## start Record set
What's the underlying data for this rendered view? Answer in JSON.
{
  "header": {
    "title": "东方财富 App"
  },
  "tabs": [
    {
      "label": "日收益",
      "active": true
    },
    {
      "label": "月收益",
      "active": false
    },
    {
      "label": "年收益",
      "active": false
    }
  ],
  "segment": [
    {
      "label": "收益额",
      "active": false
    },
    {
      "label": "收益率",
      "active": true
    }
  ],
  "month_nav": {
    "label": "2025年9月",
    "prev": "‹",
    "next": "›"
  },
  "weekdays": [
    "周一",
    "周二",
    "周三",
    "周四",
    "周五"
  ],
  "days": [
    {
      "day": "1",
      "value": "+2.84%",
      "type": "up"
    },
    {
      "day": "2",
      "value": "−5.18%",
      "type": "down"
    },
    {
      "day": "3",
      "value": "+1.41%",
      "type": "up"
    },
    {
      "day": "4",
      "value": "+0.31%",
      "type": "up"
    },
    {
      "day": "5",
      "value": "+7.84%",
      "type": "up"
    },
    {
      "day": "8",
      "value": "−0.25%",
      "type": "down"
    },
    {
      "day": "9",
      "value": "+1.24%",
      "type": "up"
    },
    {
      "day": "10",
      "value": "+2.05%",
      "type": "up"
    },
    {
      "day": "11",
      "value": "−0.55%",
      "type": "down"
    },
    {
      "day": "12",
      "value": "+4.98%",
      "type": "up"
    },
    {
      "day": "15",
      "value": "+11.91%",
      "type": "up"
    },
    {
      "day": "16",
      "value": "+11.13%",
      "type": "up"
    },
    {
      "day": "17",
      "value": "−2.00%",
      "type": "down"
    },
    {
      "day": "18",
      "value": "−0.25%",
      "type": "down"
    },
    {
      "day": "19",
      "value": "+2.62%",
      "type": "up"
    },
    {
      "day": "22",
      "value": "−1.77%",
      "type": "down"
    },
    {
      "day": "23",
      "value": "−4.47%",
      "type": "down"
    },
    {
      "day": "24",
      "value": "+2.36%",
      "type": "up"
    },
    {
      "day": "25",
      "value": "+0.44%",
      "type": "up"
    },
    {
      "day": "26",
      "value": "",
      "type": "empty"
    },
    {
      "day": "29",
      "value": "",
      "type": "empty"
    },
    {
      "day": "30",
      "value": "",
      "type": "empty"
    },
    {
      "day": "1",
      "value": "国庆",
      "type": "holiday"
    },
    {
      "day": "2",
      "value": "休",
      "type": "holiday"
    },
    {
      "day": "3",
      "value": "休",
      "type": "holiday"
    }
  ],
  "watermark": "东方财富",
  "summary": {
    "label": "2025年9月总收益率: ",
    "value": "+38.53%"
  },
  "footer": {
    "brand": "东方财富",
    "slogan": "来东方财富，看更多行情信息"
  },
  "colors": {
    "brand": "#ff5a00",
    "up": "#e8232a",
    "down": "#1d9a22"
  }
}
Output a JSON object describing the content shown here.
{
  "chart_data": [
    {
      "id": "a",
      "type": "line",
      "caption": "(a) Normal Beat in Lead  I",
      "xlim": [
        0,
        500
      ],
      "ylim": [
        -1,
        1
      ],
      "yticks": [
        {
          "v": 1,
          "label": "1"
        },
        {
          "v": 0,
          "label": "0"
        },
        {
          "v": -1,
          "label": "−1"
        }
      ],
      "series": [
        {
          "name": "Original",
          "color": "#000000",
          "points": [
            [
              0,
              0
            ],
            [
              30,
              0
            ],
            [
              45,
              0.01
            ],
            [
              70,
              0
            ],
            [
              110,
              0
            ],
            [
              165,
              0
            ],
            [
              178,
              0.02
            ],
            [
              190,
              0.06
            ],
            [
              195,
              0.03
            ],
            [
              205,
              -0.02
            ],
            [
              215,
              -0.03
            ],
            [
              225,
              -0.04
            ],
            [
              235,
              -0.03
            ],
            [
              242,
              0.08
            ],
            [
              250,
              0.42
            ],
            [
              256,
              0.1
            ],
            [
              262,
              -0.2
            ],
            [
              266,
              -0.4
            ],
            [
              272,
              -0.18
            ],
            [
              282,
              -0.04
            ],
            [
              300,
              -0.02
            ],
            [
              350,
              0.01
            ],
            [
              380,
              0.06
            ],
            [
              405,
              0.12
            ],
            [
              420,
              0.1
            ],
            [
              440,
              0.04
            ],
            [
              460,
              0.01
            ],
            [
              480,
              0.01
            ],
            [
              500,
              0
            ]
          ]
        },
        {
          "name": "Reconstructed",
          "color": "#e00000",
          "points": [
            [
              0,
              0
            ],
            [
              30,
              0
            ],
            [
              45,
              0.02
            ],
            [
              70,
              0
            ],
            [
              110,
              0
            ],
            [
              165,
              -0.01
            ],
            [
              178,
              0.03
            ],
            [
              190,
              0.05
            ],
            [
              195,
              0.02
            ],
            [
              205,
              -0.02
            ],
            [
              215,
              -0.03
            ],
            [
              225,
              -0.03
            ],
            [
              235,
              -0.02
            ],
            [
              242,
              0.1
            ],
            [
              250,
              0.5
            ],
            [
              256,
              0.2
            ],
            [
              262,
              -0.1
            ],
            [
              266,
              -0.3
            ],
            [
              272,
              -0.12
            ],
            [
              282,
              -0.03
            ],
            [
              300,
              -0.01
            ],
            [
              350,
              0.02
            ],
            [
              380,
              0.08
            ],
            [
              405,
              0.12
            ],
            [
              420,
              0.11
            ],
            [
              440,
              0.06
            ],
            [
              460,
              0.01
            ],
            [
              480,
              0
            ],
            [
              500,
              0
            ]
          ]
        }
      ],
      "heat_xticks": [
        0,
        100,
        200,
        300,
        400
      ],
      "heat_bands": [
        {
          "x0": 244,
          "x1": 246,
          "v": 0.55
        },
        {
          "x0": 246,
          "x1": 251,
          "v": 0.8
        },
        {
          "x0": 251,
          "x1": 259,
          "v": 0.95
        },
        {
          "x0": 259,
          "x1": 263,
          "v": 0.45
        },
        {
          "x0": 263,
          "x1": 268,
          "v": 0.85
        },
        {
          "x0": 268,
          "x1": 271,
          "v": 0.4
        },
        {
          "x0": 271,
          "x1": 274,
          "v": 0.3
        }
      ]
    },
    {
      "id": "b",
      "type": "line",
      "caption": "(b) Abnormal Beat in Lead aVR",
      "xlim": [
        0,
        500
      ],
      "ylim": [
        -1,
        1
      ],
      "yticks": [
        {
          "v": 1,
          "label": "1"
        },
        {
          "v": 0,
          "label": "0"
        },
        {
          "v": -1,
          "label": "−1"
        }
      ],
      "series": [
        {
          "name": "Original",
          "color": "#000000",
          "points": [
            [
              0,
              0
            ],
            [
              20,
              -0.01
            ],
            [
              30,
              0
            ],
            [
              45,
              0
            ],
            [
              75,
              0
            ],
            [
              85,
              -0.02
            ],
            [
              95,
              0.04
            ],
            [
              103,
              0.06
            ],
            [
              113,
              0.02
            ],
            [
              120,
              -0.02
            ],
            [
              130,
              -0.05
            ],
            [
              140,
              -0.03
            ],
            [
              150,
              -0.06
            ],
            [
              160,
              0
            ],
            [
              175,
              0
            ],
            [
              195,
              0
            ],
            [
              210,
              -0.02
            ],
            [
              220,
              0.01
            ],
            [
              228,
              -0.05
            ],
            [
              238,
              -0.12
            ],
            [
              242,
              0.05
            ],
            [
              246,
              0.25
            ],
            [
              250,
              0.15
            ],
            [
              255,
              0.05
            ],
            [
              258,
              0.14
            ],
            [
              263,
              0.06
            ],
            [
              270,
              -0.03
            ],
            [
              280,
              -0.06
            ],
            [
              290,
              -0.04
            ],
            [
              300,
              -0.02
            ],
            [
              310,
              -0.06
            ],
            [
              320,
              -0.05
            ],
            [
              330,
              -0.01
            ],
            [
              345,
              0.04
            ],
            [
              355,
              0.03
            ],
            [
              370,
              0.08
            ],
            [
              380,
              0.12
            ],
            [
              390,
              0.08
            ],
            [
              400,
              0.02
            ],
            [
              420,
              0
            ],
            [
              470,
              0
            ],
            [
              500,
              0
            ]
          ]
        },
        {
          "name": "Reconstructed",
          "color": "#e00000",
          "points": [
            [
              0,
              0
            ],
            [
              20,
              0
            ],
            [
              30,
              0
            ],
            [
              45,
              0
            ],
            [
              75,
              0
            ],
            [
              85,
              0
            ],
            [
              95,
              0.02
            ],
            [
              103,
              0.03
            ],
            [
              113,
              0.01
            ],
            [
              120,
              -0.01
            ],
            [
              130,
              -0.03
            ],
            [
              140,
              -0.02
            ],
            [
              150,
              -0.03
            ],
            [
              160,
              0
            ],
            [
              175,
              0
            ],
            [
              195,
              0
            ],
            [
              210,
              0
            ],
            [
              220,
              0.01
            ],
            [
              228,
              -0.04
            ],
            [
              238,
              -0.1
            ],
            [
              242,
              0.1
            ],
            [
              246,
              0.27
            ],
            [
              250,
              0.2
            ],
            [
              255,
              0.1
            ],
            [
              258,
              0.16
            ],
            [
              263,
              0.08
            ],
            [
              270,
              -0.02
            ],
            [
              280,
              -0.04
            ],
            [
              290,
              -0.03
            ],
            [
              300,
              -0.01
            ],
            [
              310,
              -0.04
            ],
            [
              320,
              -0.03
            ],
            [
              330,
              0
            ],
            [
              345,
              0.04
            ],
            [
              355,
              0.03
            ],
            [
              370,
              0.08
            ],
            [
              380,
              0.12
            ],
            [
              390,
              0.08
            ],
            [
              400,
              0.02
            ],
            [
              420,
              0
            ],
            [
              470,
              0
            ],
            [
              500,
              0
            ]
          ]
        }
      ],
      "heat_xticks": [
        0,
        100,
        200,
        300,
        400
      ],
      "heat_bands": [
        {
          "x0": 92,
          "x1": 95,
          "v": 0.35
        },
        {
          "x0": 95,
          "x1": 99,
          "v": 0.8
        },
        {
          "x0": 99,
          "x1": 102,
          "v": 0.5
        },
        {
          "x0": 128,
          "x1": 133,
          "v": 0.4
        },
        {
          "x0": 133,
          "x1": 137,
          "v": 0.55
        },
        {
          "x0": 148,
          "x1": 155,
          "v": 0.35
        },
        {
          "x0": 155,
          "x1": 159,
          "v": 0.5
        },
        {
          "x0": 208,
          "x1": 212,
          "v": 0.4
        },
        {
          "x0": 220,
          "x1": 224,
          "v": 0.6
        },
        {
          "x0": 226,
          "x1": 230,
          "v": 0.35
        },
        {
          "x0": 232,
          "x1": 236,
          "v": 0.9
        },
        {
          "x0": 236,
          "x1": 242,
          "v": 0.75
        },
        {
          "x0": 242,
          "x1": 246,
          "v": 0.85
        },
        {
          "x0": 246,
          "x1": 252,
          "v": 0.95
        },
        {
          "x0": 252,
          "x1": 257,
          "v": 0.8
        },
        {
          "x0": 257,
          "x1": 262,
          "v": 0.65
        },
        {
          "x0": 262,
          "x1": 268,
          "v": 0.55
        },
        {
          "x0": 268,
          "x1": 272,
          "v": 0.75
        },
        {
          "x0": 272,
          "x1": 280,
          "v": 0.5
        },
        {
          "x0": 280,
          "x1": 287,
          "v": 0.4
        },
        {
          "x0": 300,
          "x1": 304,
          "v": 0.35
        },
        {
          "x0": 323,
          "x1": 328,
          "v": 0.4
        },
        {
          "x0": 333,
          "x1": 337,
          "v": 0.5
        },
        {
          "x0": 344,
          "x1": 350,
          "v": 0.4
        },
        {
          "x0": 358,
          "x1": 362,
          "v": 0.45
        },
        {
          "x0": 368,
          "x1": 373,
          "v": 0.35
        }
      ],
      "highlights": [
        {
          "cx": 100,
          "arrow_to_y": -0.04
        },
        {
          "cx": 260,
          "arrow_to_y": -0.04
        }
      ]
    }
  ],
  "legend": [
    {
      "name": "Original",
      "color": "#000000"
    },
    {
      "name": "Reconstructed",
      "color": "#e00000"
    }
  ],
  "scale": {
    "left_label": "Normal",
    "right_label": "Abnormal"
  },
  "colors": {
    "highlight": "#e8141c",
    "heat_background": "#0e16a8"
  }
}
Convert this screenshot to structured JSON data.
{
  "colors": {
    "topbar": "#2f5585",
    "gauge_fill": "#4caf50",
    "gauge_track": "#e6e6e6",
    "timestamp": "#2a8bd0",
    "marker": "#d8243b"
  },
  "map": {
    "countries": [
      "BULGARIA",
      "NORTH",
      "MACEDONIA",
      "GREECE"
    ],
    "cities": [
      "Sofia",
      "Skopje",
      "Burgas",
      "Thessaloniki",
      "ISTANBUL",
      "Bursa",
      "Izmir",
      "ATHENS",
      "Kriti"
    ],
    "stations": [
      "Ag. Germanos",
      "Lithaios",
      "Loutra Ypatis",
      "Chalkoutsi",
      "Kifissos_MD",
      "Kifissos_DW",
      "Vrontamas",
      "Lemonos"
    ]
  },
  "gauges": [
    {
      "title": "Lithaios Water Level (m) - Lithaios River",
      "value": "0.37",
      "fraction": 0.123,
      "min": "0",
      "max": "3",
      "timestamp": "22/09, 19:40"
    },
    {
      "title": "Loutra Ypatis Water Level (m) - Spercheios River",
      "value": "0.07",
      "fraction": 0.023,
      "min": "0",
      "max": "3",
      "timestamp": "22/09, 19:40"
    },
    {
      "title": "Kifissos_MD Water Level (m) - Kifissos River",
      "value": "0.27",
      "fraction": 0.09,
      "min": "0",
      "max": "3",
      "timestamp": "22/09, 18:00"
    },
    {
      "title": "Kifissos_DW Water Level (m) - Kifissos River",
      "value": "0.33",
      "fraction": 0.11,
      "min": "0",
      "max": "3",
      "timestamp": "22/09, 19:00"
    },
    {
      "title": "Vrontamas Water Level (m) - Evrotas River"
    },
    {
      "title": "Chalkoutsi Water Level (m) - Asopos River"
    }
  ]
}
## end Record set
Exercise prompt - Collect from the data above every line that includes "Chalkoutsi".

Task response -
      "Chalkoutsi",
      "title": "Chalkoutsi Water Level (m) - Asopos River"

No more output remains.